:: Instructions for the task ::
State how many lines in these records contain the word "your", and nothing else.

:: Exercise data ::
====
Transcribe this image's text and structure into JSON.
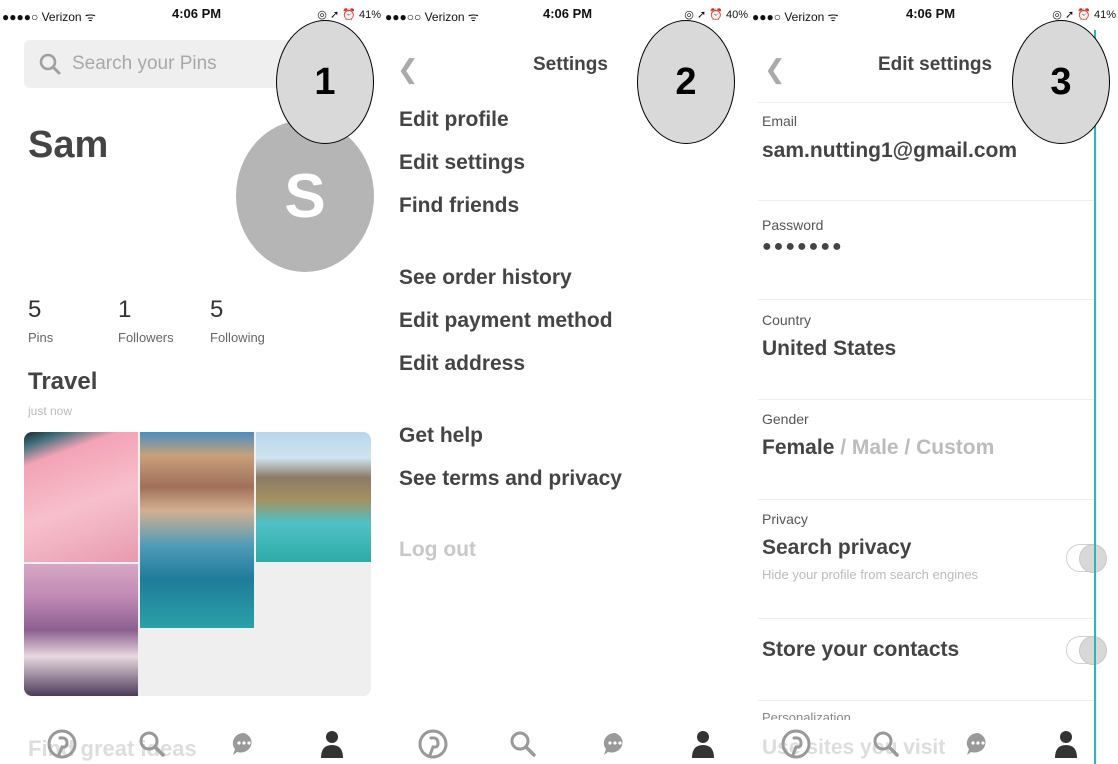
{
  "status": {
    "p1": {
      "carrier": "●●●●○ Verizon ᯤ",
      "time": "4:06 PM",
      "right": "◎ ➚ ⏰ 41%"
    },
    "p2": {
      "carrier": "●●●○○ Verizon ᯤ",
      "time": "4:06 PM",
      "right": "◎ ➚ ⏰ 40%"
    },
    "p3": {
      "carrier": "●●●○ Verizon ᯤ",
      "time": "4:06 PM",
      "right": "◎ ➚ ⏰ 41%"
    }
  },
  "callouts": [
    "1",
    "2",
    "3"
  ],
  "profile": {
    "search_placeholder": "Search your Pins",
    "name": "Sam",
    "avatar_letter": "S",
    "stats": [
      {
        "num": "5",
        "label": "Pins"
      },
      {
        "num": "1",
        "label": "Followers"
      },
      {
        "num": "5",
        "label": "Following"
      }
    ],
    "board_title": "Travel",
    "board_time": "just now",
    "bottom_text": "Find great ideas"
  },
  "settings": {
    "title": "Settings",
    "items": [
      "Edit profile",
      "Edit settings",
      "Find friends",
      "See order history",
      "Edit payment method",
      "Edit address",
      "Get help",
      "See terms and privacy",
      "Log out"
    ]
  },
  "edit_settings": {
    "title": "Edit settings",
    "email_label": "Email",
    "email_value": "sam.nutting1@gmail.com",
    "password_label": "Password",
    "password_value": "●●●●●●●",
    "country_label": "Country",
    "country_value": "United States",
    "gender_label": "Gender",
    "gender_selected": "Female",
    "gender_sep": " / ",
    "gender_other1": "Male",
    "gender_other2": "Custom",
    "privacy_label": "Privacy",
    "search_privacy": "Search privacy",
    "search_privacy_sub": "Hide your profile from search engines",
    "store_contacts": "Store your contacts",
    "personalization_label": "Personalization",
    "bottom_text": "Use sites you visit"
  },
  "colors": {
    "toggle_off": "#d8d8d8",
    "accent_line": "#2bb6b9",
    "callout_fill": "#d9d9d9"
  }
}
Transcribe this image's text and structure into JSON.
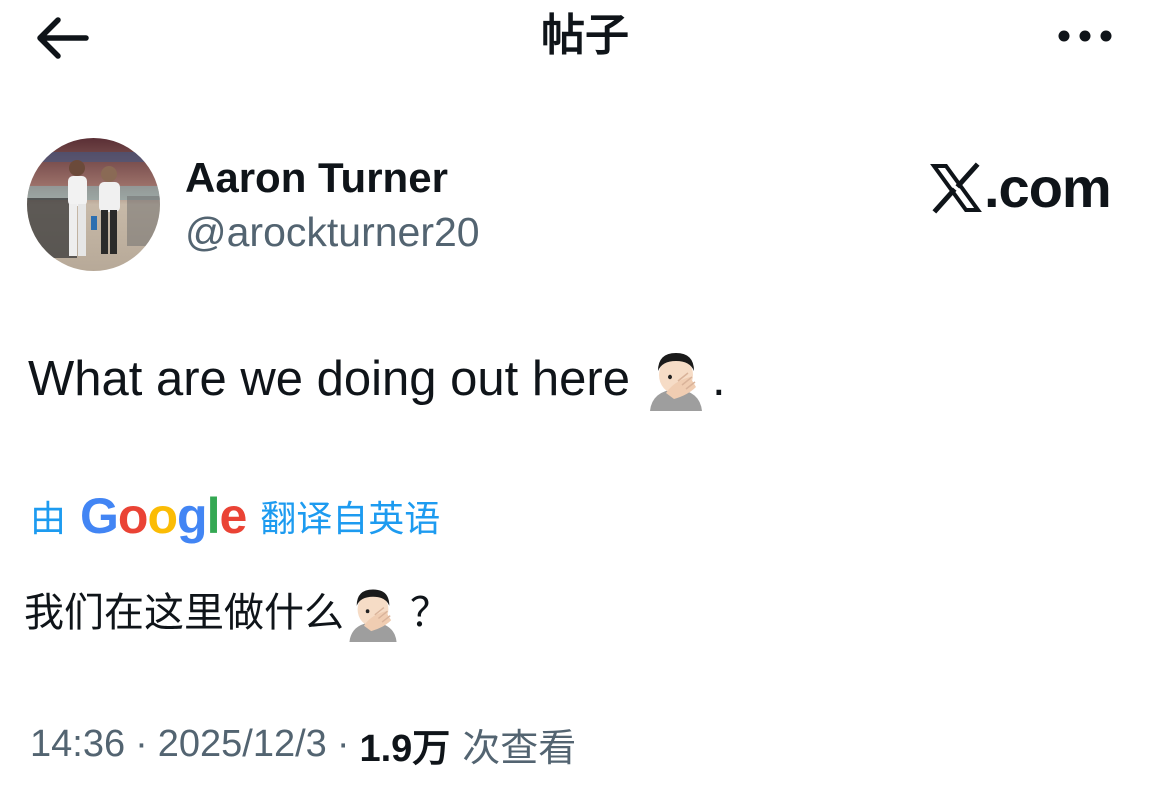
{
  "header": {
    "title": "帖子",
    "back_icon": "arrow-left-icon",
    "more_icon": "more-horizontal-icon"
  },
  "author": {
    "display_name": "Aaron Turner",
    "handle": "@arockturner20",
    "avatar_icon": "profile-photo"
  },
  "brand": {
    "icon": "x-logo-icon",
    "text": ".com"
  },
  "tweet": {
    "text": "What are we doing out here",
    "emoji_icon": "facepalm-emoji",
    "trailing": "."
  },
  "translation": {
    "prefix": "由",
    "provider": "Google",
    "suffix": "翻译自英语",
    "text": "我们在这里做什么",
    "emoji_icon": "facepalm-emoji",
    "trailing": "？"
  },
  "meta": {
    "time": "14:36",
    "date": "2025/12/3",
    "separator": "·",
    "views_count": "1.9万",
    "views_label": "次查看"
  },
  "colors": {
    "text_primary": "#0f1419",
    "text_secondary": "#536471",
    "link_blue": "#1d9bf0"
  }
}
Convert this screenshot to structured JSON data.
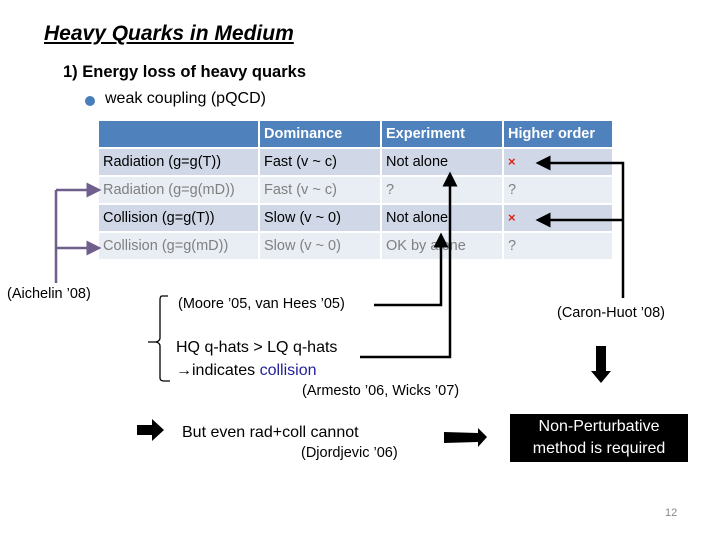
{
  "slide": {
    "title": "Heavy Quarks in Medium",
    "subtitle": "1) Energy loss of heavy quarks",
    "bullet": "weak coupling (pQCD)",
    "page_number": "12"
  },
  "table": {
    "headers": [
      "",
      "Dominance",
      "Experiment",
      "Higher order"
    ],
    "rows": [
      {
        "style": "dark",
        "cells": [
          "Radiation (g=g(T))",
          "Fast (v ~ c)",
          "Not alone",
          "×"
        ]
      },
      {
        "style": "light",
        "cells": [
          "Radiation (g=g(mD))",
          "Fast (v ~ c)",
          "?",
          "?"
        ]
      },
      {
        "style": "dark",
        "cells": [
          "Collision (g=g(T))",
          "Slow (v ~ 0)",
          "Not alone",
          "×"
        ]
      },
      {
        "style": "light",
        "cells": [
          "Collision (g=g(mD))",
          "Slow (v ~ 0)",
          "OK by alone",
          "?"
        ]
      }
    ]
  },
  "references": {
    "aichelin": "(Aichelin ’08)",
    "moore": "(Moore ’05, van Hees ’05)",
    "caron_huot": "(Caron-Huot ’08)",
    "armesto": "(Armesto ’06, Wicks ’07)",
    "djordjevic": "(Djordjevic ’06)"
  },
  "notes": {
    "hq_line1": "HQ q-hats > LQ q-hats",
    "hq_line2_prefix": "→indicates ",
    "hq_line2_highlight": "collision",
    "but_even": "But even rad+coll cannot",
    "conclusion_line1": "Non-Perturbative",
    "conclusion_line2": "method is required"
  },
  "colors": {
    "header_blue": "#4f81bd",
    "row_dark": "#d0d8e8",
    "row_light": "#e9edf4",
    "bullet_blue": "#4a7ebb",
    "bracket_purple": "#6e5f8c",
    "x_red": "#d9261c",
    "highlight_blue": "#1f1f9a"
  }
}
====
:: Task answer ::
3